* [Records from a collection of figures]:

# # # # #

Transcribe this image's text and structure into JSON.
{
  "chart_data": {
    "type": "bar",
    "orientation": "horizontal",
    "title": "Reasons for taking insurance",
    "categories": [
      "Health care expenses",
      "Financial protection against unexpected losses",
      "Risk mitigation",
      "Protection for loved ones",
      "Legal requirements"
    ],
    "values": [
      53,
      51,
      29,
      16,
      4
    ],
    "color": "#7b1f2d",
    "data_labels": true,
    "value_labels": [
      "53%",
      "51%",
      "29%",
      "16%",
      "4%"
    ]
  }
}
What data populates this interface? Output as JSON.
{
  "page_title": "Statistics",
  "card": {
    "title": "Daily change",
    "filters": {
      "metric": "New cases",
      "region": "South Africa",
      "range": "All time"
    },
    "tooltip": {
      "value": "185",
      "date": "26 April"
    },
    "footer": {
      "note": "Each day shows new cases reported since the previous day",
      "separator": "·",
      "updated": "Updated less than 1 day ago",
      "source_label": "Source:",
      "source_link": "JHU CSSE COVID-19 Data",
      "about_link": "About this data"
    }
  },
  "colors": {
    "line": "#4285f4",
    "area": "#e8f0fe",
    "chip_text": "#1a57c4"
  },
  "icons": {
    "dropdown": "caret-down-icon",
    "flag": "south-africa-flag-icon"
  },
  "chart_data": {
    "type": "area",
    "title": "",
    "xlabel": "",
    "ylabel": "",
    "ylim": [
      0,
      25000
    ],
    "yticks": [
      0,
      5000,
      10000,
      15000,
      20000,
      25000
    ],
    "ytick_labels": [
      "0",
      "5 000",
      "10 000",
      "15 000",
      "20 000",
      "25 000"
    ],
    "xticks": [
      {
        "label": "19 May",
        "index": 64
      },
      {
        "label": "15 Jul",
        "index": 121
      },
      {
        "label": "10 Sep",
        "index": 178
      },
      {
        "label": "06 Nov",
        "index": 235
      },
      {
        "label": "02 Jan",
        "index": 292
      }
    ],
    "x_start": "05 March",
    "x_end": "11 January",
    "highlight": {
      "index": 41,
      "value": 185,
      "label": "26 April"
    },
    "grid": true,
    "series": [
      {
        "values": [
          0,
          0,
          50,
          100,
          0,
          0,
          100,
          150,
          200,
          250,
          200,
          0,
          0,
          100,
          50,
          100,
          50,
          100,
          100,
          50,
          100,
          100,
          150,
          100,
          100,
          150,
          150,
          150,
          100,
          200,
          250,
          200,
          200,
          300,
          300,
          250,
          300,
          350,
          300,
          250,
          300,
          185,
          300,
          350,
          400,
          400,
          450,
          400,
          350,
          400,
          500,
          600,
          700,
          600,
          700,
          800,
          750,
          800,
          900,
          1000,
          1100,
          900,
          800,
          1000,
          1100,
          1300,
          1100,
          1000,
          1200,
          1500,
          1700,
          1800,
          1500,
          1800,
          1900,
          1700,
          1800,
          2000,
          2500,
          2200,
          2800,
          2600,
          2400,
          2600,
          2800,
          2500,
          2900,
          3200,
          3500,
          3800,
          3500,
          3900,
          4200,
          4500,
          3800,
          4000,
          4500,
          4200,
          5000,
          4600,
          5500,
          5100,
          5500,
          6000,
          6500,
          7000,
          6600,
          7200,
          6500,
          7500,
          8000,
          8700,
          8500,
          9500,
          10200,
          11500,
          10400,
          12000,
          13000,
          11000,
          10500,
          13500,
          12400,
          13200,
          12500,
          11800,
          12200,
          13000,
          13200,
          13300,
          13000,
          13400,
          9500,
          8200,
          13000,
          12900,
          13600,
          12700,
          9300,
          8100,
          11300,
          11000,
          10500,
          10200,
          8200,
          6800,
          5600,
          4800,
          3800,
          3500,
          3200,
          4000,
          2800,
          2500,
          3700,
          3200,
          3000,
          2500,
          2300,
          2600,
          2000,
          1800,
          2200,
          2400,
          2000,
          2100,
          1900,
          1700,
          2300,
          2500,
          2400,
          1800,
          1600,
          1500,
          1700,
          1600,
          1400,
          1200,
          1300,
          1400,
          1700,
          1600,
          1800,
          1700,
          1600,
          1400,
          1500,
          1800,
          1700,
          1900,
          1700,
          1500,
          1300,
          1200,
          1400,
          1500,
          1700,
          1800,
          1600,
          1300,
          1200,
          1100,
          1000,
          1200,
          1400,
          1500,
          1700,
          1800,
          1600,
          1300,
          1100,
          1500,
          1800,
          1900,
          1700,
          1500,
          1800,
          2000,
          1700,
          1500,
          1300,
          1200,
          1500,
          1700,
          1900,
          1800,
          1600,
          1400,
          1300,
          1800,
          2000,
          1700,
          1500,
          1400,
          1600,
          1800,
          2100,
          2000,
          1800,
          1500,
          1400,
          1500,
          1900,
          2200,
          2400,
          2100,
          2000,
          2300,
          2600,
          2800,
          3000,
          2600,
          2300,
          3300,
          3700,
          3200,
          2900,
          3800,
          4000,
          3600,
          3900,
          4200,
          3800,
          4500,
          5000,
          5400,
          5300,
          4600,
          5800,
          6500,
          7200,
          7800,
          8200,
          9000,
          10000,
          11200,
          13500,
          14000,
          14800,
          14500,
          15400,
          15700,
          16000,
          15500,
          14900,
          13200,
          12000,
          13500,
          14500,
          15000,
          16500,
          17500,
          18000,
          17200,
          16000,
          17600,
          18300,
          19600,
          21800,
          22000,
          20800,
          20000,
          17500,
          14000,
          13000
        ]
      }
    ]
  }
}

# # # # #

* [Job]: Return the listing above word for word.

* [Solution]:
Transcribe this image's text and structure into JSON.
{
  "chart_data": {
    "type": "bar",
    "orientation": "horizontal",
    "title": "Reasons for taking insurance",
    "categories": [
      "Health care expenses",
      "Financial protection against unexpected losses",
      "Risk mitigation",
      "Protection for loved ones",
      "Legal requirements"
    ],
    "values": [
      53,
      51,
      29,
      16,
      4
    ],
    "color": "#7b1f2d",
    "data_labels": true,
    "value_labels": [
      "53%",
      "51%",
      "29%",
      "16%",
      "4%"
    ]
  }
}
What data populates this interface? Output as JSON.
{
  "page_title": "Statistics",
  "card": {
    "title": "Daily change",
    "filters": {
      "metric": "New cases",
      "region": "South Africa",
      "range": "All time"
    },
    "tooltip": {
      "value": "185",
      "date": "26 April"
    },
    "footer": {
      "note": "Each day shows new cases reported since the previous day",
      "separator": "·",
      "updated": "Updated less than 1 day ago",
      "source_label": "Source:",
      "source_link": "JHU CSSE COVID-19 Data",
      "about_link": "About this data"
    }
  },
  "colors": {
    "line": "#4285f4",
    "area": "#e8f0fe",
    "chip_text": "#1a57c4"
  },
  "icons": {
    "dropdown": "caret-down-icon",
    "flag": "south-africa-flag-icon"
  },
  "chart_data": {
    "type": "area",
    "title": "",
    "xlabel": "",
    "ylabel": "",
    "ylim": [
      0,
      25000
    ],
    "yticks": [
      0,
      5000,
      10000,
      15000,
      20000,
      25000
    ],
    "ytick_labels": [
      "0",
      "5 000",
      "10 000",
      "15 000",
      "20 000",
      "25 000"
    ],
    "xticks": [
      {
        "label": "19 May",
        "index": 64
      },
      {
        "label": "15 Jul",
        "index": 121
      },
      {
        "label": "10 Sep",
        "index": 178
      },
      {
        "label": "06 Nov",
        "index": 235
      },
      {
        "label": "02 Jan",
        "index": 292
      }
    ],
    "x_start": "05 March",
    "x_end": "11 January",
    "highlight": {
      "index": 41,
      "value": 185,
      "label": "26 April"
    },
    "grid": true,
    "series": [
      {
        "values": [
          0,
          0,
          50,
          100,
          0,
          0,
          100,
          150,
          200,
          250,
          200,
          0,
          0,
          100,
          50,
          100,
          50,
          100,
          100,
          50,
          100,
          100,
          150,
          100,
          100,
          150,
          150,
          150,
          100,
          200,
          250,
          200,
          200,
          300,
          300,
          250,
          300,
          350,
          300,
          250,
          300,
          185,
          300,
          350,
          400,
          400,
          450,
          400,
          350,
          400,
          500,
          600,
          700,
          600,
          700,
          800,
          750,
          800,
          900,
          1000,
          1100,
          900,
          800,
          1000,
          1100,
          1300,
          1100,
          1000,
          1200,
          1500,
          1700,
          1800,
          1500,
          1800,
          1900,
          1700,
          1800,
          2000,
          2500,
          2200,
          2800,
          2600,
          2400,
          2600,
          2800,
          2500,
          2900,
          3200,
          3500,
          3800,
          3500,
          3900,
          4200,
          4500,
          3800,
          4000,
          4500,
          4200,
          5000,
          4600,
          5500,
          5100,
          5500,
          6000,
          6500,
          7000,
          6600,
          7200,
          6500,
          7500,
          8000,
          8700,
          8500,
          9500,
          10200,
          11500,
          10400,
          12000,
          13000,
          11000,
          10500,
          13500,
          12400,
          13200,
          12500,
          11800,
          12200,
          13000,
          13200,
          13300,
          13000,
          13400,
          9500,
          8200,
          13000,
          12900,
          13600,
          12700,
          9300,
          8100,
          11300,
          11000,
          10500,
          10200,
          8200,
          6800,
          5600,
          4800,
          3800,
          3500,
          3200,
          4000,
          2800,
          2500,
          3700,
          3200,
          3000,
          2500,
          2300,
          2600,
          2000,
          1800,
          2200,
          2400,
          2000,
          2100,
          1900,
          1700,
          2300,
          2500,
          2400,
          1800,
          1600,
          1500,
          1700,
          1600,
          1400,
          1200,
          1300,
          1400,
          1700,
          1600,
          1800,
          1700,
          1600,
          1400,
          1500,
          1800,
          1700,
          1900,
          1700,
          1500,
          1300,
          1200,
          1400,
          1500,
          1700,
          1800,
          1600,
          1300,
          1200,
          1100,
          1000,
          1200,
          1400,
          1500,
          1700,
          1800,
          1600,
          1300,
          1100,
          1500,
          1800,
          1900,
          1700,
          1500,
          1800,
          2000,
          1700,
          1500,
          1300,
          1200,
          1500,
          1700,
          1900,
          1800,
          1600,
          1400,
          1300,
          1800,
          2000,
          1700,
          1500,
          1400,
          1600,
          1800,
          2100,
          2000,
          1800,
          1500,
          1400,
          1500,
          1900,
          2200,
          2400,
          2100,
          2000,
          2300,
          2600,
          2800,
          3000,
          2600,
          2300,
          3300,
          3700,
          3200,
          2900,
          3800,
          4000,
          3600,
          3900,
          4200,
          3800,
          4500,
          5000,
          5400,
          5300,
          4600,
          5800,
          6500,
          7200,
          7800,
          8200,
          9000,
          10000,
          11200,
          13500,
          14000,
          14800,
          14500,
          15400,
          15700,
          16000,
          15500,
          14900,
          13200,
          12000,
          13500,
          14500,
          15000,
          16500,
          17500,
          18000,
          17200,
          16000,
          17600,
          18300,
          19600,
          21800,
          22000,
          20800,
          20000,
          17500,
          14000,
          13000
        ]
      }
    ]
  }
}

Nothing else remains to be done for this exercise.